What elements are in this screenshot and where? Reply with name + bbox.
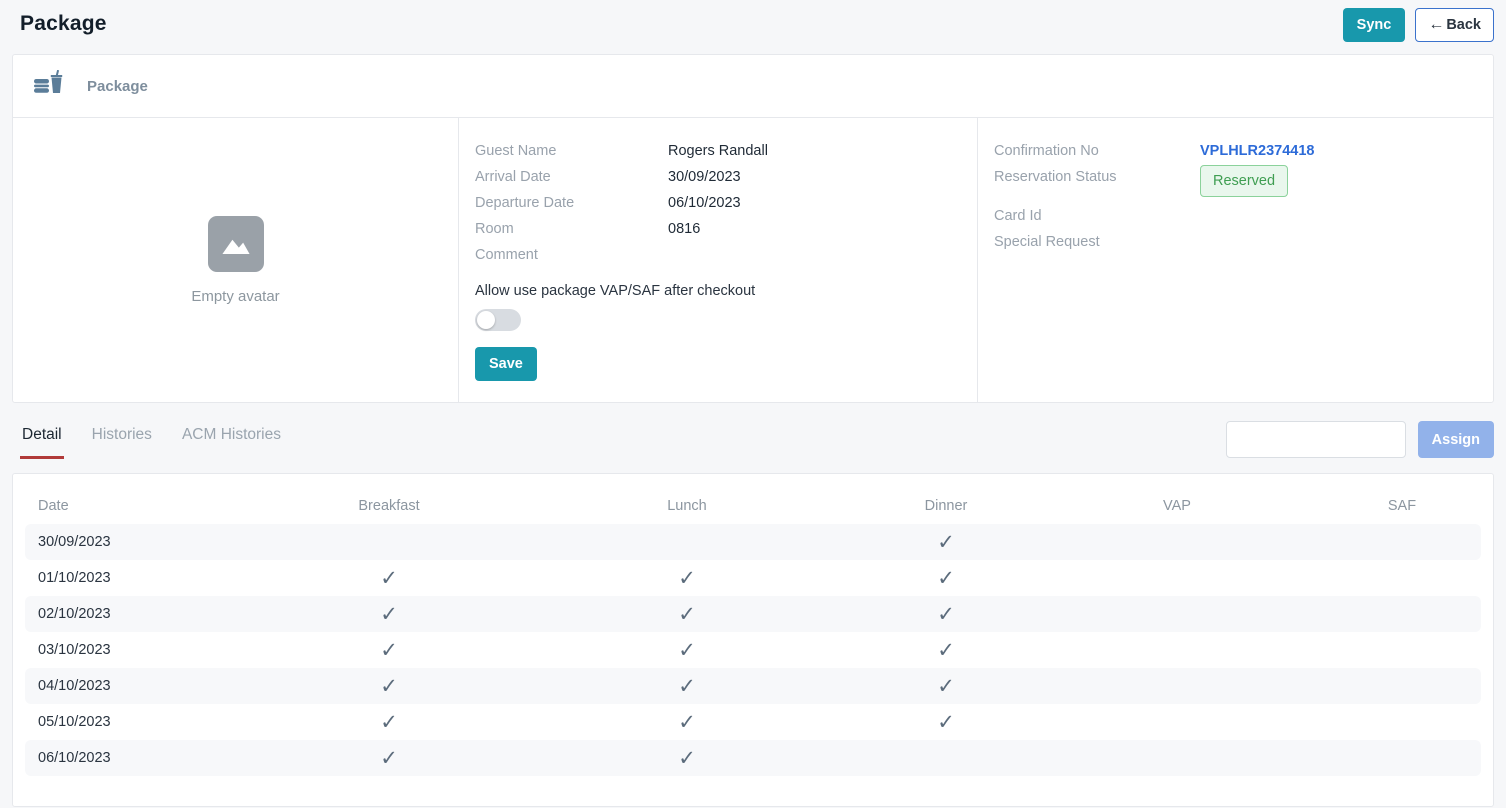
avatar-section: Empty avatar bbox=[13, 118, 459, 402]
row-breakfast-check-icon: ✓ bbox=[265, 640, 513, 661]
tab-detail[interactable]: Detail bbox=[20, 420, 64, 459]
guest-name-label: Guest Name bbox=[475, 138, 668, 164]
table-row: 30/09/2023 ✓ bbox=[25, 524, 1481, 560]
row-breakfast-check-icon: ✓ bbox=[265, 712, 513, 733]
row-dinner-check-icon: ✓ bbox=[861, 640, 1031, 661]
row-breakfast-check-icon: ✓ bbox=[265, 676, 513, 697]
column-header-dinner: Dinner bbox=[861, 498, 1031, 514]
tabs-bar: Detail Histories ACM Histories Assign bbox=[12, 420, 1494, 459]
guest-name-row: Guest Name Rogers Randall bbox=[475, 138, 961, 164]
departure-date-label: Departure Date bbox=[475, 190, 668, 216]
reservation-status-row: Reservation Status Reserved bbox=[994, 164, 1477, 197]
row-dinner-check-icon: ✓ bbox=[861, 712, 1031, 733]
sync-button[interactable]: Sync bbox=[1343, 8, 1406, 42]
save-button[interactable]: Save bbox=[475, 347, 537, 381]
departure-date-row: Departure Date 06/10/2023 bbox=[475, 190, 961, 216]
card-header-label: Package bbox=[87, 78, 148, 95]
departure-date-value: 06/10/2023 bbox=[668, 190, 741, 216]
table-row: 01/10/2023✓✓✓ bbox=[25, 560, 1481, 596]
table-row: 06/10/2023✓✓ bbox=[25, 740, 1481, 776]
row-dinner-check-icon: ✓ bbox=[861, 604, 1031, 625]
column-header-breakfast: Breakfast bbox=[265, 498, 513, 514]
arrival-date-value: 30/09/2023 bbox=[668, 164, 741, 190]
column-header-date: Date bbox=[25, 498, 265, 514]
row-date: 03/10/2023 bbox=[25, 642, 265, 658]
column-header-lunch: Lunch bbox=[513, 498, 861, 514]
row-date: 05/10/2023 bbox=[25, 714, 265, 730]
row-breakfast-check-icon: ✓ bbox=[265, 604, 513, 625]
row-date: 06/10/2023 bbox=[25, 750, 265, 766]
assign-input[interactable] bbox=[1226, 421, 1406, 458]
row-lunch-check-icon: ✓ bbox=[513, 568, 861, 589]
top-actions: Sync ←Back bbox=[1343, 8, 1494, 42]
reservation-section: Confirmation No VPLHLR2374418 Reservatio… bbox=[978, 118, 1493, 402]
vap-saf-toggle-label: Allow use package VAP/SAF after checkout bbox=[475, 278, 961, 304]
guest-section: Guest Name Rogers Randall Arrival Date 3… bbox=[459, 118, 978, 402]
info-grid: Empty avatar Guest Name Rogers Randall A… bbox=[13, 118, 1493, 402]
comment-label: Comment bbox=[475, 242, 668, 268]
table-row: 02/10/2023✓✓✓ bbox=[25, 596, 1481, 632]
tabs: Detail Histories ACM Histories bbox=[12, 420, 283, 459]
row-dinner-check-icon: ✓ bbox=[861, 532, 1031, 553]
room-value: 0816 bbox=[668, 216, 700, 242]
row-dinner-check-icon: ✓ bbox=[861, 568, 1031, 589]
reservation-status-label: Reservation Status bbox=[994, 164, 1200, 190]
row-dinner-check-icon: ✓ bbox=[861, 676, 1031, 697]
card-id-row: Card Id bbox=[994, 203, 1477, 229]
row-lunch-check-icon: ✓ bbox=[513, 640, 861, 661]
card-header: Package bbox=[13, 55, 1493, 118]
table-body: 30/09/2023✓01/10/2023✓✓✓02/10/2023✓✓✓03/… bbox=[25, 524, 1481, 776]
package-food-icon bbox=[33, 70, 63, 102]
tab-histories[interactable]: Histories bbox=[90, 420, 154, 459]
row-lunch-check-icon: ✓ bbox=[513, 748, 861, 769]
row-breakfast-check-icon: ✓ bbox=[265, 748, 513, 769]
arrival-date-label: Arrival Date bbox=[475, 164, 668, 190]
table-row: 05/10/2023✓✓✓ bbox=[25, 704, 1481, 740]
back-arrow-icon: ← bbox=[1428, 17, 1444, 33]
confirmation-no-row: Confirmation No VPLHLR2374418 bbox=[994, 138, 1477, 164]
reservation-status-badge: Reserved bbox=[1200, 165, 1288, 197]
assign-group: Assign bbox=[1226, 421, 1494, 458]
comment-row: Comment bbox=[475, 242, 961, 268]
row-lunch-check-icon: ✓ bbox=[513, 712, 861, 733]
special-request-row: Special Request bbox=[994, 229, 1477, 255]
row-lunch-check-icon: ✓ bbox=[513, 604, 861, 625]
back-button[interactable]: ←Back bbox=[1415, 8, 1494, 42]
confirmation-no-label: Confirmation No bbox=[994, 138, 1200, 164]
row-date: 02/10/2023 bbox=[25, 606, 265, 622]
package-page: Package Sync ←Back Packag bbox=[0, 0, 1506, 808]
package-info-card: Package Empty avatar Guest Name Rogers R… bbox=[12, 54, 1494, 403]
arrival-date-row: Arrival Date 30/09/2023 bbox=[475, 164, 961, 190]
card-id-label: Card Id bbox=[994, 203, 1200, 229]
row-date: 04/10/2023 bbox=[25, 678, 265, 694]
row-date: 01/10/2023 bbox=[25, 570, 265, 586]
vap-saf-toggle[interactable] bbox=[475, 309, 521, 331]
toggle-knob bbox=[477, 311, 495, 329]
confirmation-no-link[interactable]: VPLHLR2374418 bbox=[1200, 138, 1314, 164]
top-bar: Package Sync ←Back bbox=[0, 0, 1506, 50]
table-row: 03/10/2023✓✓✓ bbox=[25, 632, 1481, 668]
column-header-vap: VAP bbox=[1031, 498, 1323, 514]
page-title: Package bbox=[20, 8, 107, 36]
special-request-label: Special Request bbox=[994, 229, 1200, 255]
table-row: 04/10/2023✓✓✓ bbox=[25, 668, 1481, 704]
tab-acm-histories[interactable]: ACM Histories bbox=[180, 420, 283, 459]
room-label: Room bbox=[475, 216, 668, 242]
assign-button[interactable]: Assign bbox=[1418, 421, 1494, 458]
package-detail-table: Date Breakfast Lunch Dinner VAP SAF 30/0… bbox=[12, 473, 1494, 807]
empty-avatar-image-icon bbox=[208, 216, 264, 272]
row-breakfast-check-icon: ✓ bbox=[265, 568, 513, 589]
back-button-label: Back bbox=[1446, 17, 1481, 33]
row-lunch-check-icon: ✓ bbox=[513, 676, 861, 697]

::::

## What the task requires
Render the records as a numbered list, starting at the line that contains "avatar-section: Empty avatar" and ending at the line that contains "row-breakfast-check-icon: ✓ bbox=[265, 604, 513, 625]", with both of those lines included and any blank lines left out.

## Response
1. avatar-section: Empty avatar bbox=[13, 118, 459, 402]
2. row-breakfast-check-icon: ✓ bbox=[265, 640, 513, 661]
3. tab-detail[interactable]: Detail bbox=[20, 420, 64, 459]
4. guest-name-label: Guest Name bbox=[475, 138, 668, 164]
5. table-row: 30/09/2023 ✓ bbox=[25, 524, 1481, 560]
6. row-breakfast-check-icon: ✓ bbox=[265, 712, 513, 733]
7. row-dinner-check-icon: ✓ bbox=[861, 640, 1031, 661]
8. row-breakfast-check-icon: ✓ bbox=[265, 676, 513, 697]
9. column-header-dinner: Dinner bbox=[861, 498, 1031, 514]
10. tabs-bar: Detail Histories ACM Histories Assign bbox=[12, 420, 1494, 459]
11. guest-name-row: Guest Name Rogers Randall bbox=[475, 138, 961, 164]
12. departure-date-label: Departure Date bbox=[475, 190, 668, 216]
13. reservation-status-row: Reservation Status Reserved bbox=[994, 164, 1477, 197]
14. row-dinner-check-icon: ✓ bbox=[861, 712, 1031, 733]
15. sync-button[interactable]: Sync bbox=[1343, 8, 1406, 42]
16. save-button[interactable]: Save bbox=[475, 347, 537, 381]
17. departure-date-row: Departure Date 06/10/2023 bbox=[475, 190, 961, 216]
18. card-header-label: Package bbox=[87, 78, 148, 95]
19. departure-date-value: 06/10/2023 bbox=[668, 190, 741, 216]
20. table-row: 01/10/2023✓✓✓ bbox=[25, 560, 1481, 596]
21. table-row: 06/10/2023✓✓ bbox=[25, 740, 1481, 776]
22. row-dinner-check-icon: ✓ bbox=[861, 604, 1031, 625]
23. column-header-breakfast: Breakfast bbox=[265, 498, 513, 514]
24. arrival-date-value: 30/09/2023 bbox=[668, 164, 741, 190]
25. column-header-date: Date bbox=[25, 498, 265, 514]
26. row-date: 03/10/2023 bbox=[25, 642, 265, 658]
27. column-header-lunch: Lunch bbox=[513, 498, 861, 514]
28. row-date: 05/10/2023 bbox=[25, 714, 265, 730]
29. row-breakfast-check-icon: ✓ bbox=[265, 604, 513, 625]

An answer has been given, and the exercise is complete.